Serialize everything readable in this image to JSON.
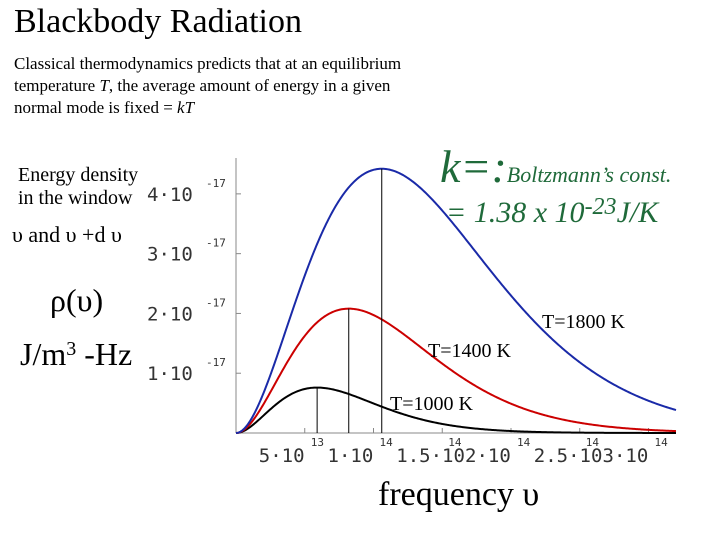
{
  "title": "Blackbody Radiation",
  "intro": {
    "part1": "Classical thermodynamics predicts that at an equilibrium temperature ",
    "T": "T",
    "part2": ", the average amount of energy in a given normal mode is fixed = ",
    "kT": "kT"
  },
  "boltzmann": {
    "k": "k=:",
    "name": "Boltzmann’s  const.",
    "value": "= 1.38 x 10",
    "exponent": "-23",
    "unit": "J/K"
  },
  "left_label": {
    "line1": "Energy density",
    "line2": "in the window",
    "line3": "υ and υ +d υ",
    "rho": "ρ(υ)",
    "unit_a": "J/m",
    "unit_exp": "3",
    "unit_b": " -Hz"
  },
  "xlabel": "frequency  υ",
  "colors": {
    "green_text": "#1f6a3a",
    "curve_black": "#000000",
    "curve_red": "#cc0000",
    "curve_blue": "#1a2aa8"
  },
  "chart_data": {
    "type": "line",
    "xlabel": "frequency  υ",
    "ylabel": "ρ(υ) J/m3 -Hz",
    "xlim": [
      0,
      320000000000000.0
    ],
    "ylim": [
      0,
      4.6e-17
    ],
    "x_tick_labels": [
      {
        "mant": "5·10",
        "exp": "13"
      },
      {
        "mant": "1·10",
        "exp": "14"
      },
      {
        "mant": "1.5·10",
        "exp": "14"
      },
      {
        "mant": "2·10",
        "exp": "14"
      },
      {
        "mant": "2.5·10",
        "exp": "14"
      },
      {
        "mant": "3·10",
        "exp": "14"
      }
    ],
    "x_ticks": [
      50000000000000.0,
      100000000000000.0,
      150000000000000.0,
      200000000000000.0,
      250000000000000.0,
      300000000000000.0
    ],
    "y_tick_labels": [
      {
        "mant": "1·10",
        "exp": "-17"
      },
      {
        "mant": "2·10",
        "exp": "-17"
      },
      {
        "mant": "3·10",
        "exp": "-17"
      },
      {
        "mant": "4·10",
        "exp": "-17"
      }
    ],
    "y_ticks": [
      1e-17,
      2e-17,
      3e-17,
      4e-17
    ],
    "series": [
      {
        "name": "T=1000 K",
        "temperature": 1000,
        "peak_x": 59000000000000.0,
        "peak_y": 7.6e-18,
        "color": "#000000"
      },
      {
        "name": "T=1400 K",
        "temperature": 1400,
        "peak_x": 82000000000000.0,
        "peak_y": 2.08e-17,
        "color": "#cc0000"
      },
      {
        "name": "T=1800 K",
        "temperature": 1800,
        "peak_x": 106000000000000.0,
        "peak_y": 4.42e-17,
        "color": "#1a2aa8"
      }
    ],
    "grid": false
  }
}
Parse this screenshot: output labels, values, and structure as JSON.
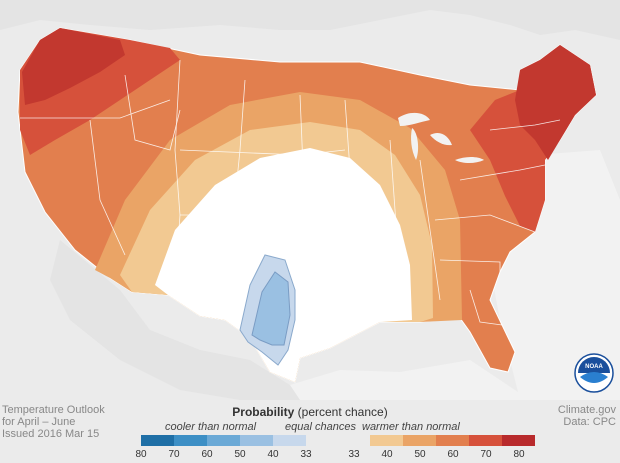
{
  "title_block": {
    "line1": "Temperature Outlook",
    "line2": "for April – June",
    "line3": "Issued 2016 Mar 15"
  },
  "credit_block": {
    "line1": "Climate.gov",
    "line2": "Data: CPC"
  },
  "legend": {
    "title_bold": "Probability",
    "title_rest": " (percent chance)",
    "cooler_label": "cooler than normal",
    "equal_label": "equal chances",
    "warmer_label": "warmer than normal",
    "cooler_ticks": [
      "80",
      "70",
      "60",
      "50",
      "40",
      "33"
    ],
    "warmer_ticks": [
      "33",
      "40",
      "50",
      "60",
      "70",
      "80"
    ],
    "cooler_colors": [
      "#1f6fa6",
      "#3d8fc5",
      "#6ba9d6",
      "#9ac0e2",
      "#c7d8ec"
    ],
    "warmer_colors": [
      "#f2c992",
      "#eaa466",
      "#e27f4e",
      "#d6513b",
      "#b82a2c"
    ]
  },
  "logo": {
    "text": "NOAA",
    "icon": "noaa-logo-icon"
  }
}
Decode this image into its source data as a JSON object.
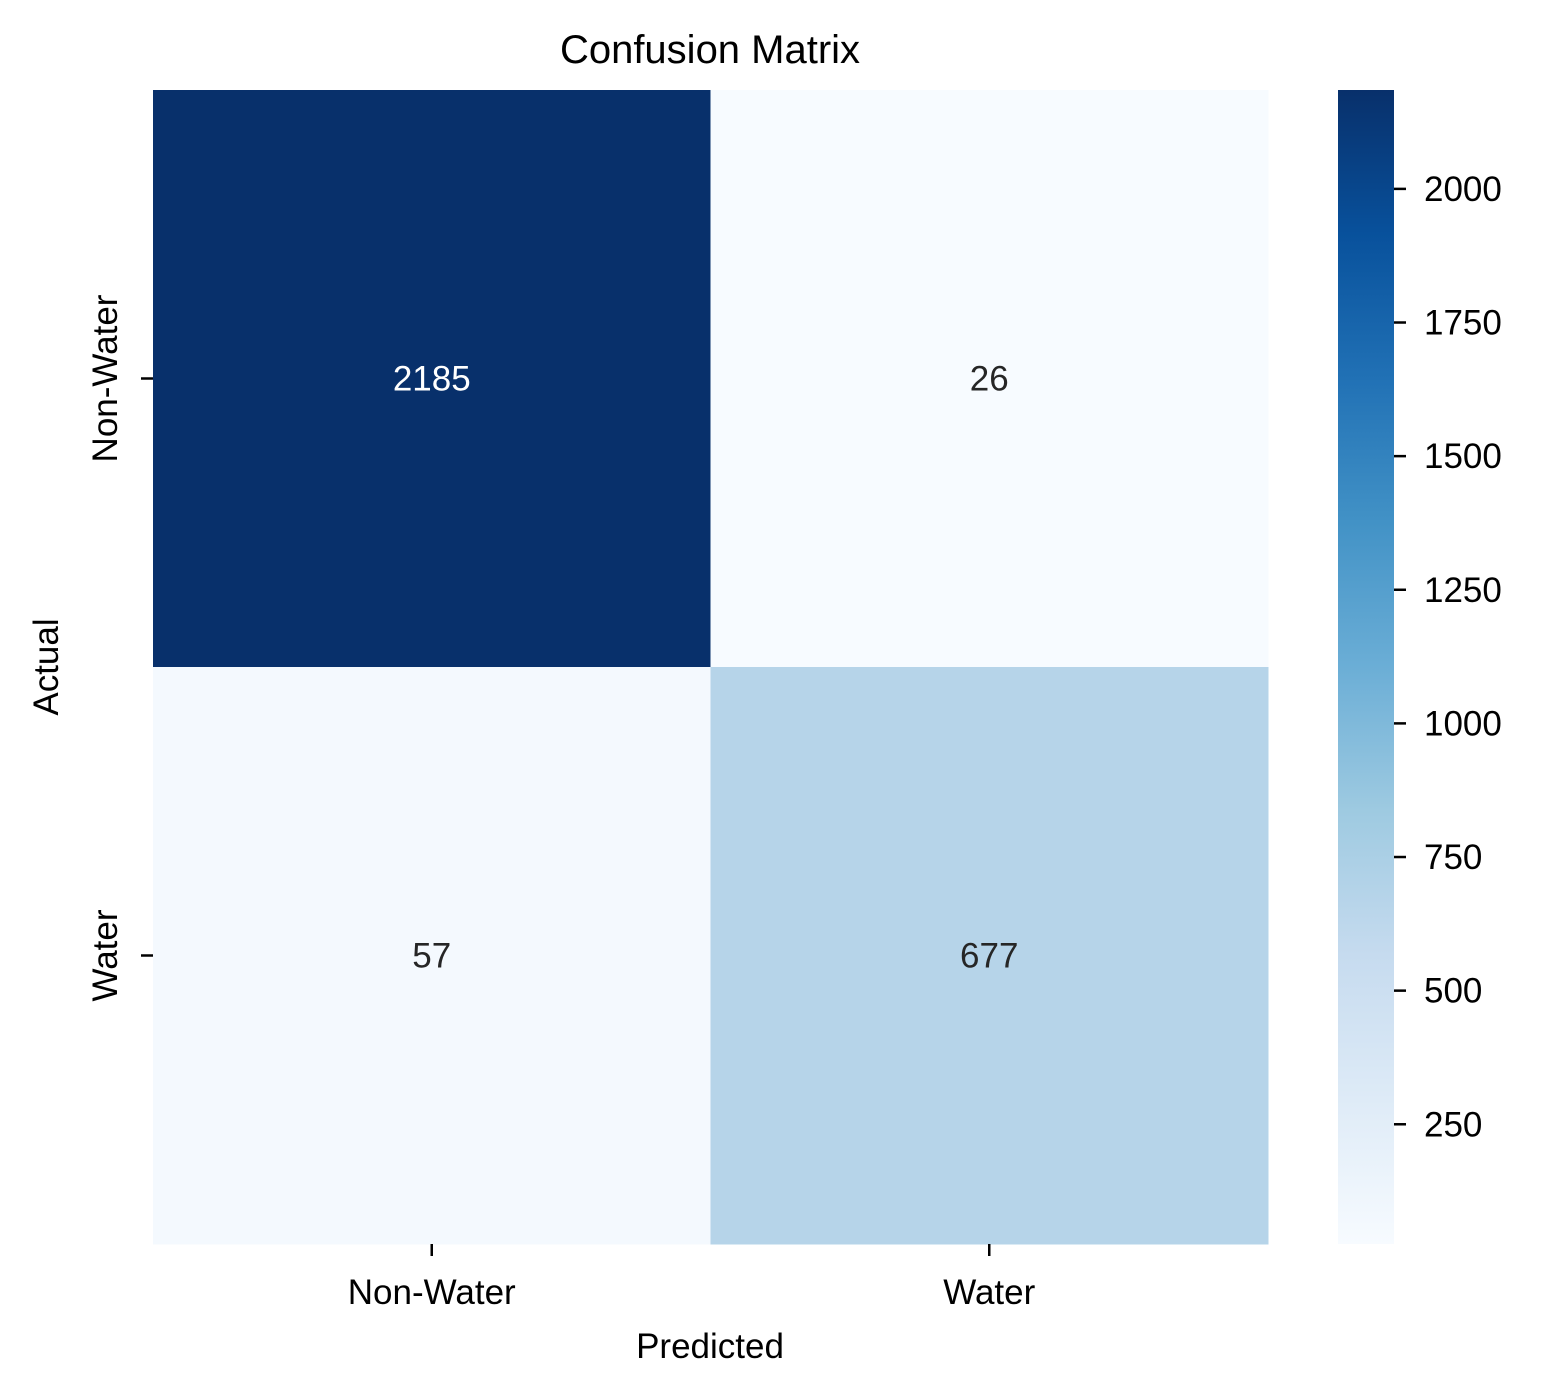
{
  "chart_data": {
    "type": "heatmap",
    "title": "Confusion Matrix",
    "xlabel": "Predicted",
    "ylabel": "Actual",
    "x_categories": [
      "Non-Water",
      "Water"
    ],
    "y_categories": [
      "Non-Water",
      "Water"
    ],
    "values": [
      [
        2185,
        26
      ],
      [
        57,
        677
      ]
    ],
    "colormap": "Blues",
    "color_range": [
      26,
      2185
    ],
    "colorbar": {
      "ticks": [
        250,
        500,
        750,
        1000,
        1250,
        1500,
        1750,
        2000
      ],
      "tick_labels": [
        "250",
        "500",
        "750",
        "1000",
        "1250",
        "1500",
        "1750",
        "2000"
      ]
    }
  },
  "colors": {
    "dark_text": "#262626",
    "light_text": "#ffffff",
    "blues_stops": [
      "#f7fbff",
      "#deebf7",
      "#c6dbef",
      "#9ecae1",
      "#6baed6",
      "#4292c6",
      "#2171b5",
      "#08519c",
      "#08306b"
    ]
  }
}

> **Problem details**:
Reproduce every line of the material precisely, omitting its pictures.

> **Solution for this task**:
Serialize everything readable in this image to JSON.
{
  "title": "Blackbody Radiation",
  "intro": {
    "part1": "Classical thermodynamics predicts that at an equilibrium temperature ",
    "T": "T",
    "part2": ", the average amount of energy in a given normal mode is fixed = ",
    "kT": "kT"
  },
  "boltzmann": {
    "k": "k=:",
    "name": "Boltzmann’s  const.",
    "value": "= 1.38 x 10",
    "exponent": "-23",
    "unit": "J/K"
  },
  "left_label": {
    "line1": "Energy density",
    "line2": "in the window",
    "line3": "υ and υ +d υ",
    "rho": "ρ(υ)",
    "unit_a": "J/m",
    "unit_exp": "3",
    "unit_b": " -Hz"
  },
  "xlabel": "frequency  υ",
  "colors": {
    "green_text": "#1f6a3a",
    "curve_black": "#000000",
    "curve_red": "#cc0000",
    "curve_blue": "#1a2aa8"
  },
  "chart_data": {
    "type": "line",
    "xlabel": "frequency  υ",
    "ylabel": "ρ(υ) J/m3 -Hz",
    "xlim": [
      0,
      320000000000000.0
    ],
    "ylim": [
      0,
      4.6e-17
    ],
    "x_tick_labels": [
      {
        "mant": "5·10",
        "exp": "13"
      },
      {
        "mant": "1·10",
        "exp": "14"
      },
      {
        "mant": "1.5·10",
        "exp": "14"
      },
      {
        "mant": "2·10",
        "exp": "14"
      },
      {
        "mant": "2.5·10",
        "exp": "14"
      },
      {
        "mant": "3·10",
        "exp": "14"
      }
    ],
    "x_ticks": [
      50000000000000.0,
      100000000000000.0,
      150000000000000.0,
      200000000000000.0,
      250000000000000.0,
      300000000000000.0
    ],
    "y_tick_labels": [
      {
        "mant": "1·10",
        "exp": "-17"
      },
      {
        "mant": "2·10",
        "exp": "-17"
      },
      {
        "mant": "3·10",
        "exp": "-17"
      },
      {
        "mant": "4·10",
        "exp": "-17"
      }
    ],
    "y_ticks": [
      1e-17,
      2e-17,
      3e-17,
      4e-17
    ],
    "series": [
      {
        "name": "T=1000 K",
        "temperature": 1000,
        "peak_x": 59000000000000.0,
        "peak_y": 7.6e-18,
        "color": "#000000"
      },
      {
        "name": "T=1400 K",
        "temperature": 1400,
        "peak_x": 82000000000000.0,
        "peak_y": 2.08e-17,
        "color": "#cc0000"
      },
      {
        "name": "T=1800 K",
        "temperature": 1800,
        "peak_x": 106000000000000.0,
        "peak_y": 4.42e-17,
        "color": "#1a2aa8"
      }
    ],
    "grid": false
  }
}
Parse this screenshot: output labels, values, and structure as JSON.
{
  "title_block": {
    "line1": "Temperature Outlook",
    "line2": "for April – June",
    "line3": "Issued 2016 Mar 15"
  },
  "credit_block": {
    "line1": "Climate.gov",
    "line2": "Data: CPC"
  },
  "legend": {
    "title_bold": "Probability",
    "title_rest": " (percent chance)",
    "cooler_label": "cooler than normal",
    "equal_label": "equal chances",
    "warmer_label": "warmer than normal",
    "cooler_ticks": [
      "80",
      "70",
      "60",
      "50",
      "40",
      "33"
    ],
    "warmer_ticks": [
      "33",
      "40",
      "50",
      "60",
      "70",
      "80"
    ],
    "cooler_colors": [
      "#1f6fa6",
      "#3d8fc5",
      "#6ba9d6",
      "#9ac0e2",
      "#c7d8ec"
    ],
    "warmer_colors": [
      "#f2c992",
      "#eaa466",
      "#e27f4e",
      "#d6513b",
      "#b82a2c"
    ]
  },
  "logo": {
    "text": "NOAA",
    "icon": "noaa-logo-icon"
  }
}
Decode this image into its source data as a JSON object.
{
  "chart_data": {
    "type": "heatmap",
    "title": "Confusion Matrix",
    "xlabel": "Predicted",
    "ylabel": "Actual",
    "x_categories": [
      "Non-Water",
      "Water"
    ],
    "y_categories": [
      "Non-Water",
      "Water"
    ],
    "values": [
      [
        2185,
        26
      ],
      [
        57,
        677
      ]
    ],
    "colormap": "Blues",
    "color_range": [
      26,
      2185
    ],
    "colorbar": {
      "ticks": [
        250,
        500,
        750,
        1000,
        1250,
        1500,
        1750,
        2000
      ],
      "tick_labels": [
        "250",
        "500",
        "750",
        "1000",
        "1250",
        "1500",
        "1750",
        "2000"
      ]
    }
  },
  "colors": {
    "dark_text": "#262626",
    "light_text": "#ffffff",
    "blues_stops": [
      "#f7fbff",
      "#deebf7",
      "#c6dbef",
      "#9ecae1",
      "#6baed6",
      "#4292c6",
      "#2171b5",
      "#08519c",
      "#08306b"
    ]
  }
}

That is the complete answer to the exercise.